→ **TASK TO CARRY OUT**
Copy out each line of the data holding "passage".

--- INPUT DATA ---

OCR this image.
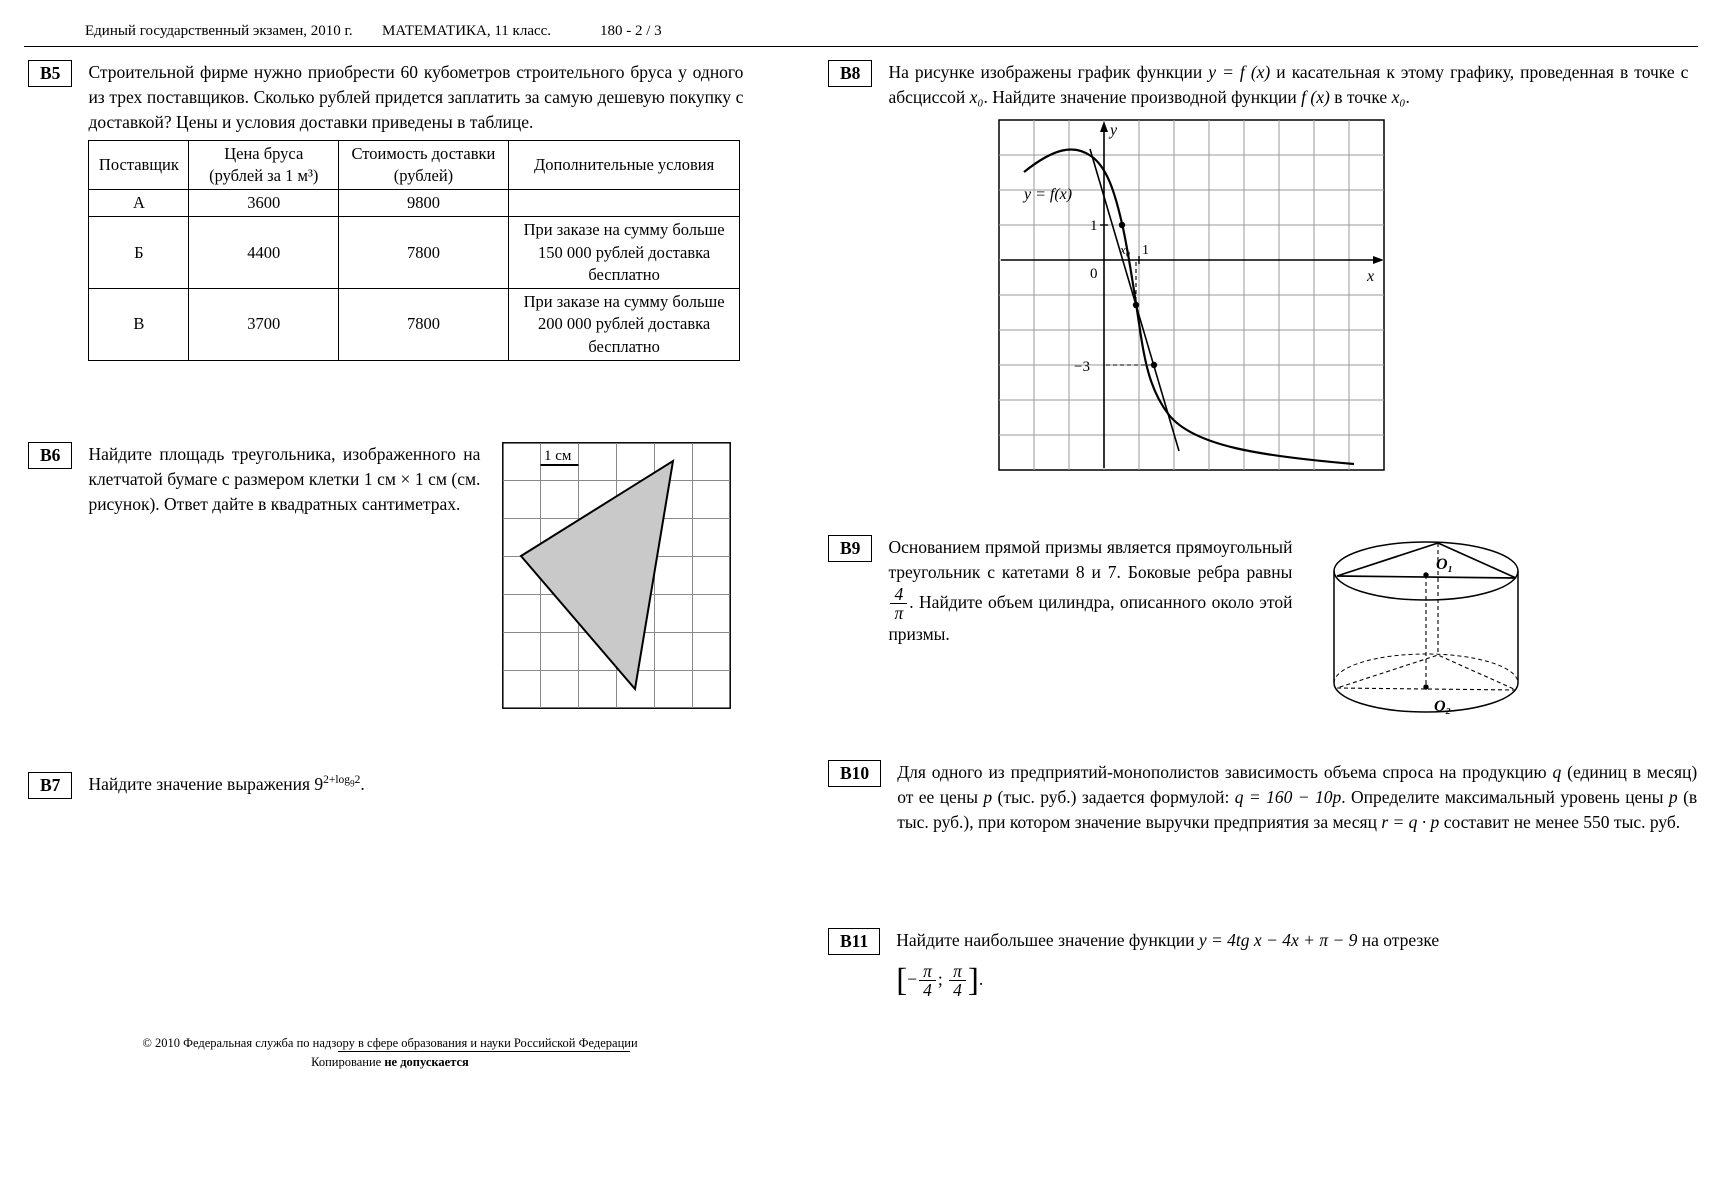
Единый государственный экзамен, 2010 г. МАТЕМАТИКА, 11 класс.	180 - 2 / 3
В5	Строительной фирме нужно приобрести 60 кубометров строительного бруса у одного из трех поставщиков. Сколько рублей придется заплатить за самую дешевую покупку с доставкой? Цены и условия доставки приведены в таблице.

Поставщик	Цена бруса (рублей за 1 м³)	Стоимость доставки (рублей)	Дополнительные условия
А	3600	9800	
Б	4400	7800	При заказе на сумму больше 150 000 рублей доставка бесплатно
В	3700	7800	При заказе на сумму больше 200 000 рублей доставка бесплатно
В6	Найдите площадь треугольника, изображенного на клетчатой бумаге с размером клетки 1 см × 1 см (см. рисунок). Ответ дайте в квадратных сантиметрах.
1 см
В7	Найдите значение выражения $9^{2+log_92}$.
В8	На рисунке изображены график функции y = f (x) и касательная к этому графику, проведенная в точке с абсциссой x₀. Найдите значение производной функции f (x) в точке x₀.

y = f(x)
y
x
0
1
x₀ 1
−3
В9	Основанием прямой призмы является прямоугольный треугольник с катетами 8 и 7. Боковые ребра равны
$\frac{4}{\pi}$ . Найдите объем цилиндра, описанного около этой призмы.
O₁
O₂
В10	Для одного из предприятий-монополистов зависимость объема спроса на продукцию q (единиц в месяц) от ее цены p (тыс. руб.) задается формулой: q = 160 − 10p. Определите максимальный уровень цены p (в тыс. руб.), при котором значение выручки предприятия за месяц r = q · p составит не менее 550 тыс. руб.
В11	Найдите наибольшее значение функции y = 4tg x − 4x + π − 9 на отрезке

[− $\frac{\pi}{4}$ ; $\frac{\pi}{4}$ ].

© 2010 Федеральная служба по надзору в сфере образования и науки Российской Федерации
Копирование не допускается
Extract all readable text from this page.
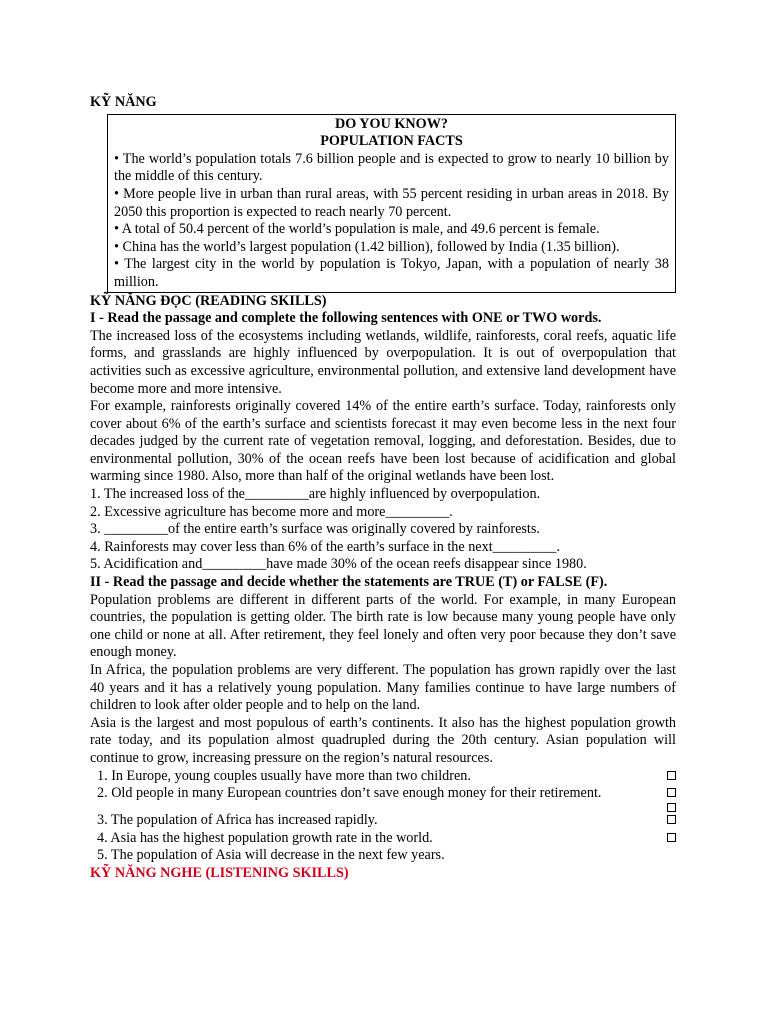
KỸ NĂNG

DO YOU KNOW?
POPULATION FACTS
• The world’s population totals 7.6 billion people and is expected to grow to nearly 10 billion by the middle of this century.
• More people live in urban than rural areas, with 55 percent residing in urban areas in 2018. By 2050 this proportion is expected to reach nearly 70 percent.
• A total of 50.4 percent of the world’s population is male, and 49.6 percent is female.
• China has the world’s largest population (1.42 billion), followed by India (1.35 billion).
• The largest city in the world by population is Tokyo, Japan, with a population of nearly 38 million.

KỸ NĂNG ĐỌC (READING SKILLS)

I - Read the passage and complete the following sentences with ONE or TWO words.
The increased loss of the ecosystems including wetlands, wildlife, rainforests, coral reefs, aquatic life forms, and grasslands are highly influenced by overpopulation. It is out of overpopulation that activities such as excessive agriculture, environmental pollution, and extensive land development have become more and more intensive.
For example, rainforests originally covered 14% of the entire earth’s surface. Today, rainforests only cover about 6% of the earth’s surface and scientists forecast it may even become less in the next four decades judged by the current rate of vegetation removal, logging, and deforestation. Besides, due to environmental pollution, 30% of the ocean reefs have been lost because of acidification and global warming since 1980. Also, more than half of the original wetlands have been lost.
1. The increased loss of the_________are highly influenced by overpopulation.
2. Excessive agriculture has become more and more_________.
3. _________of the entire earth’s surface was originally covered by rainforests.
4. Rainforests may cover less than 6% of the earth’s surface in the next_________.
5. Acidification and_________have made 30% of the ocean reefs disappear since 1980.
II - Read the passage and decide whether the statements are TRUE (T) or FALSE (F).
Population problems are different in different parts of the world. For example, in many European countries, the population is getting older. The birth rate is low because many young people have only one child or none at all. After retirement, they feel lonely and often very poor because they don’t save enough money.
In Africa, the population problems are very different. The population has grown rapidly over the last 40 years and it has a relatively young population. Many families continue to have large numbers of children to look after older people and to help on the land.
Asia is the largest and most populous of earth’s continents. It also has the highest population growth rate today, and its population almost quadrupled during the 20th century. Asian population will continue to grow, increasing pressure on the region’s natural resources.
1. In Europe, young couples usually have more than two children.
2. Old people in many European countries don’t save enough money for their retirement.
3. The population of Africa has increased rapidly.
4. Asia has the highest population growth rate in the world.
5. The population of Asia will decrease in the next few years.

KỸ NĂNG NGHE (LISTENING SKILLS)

---

→ **FULL RESPONSE**
I - Read the passage and complete the following sentences with ONE or TWO words.
II - Read the passage and decide whether the statements are TRUE (T) or FALSE (F).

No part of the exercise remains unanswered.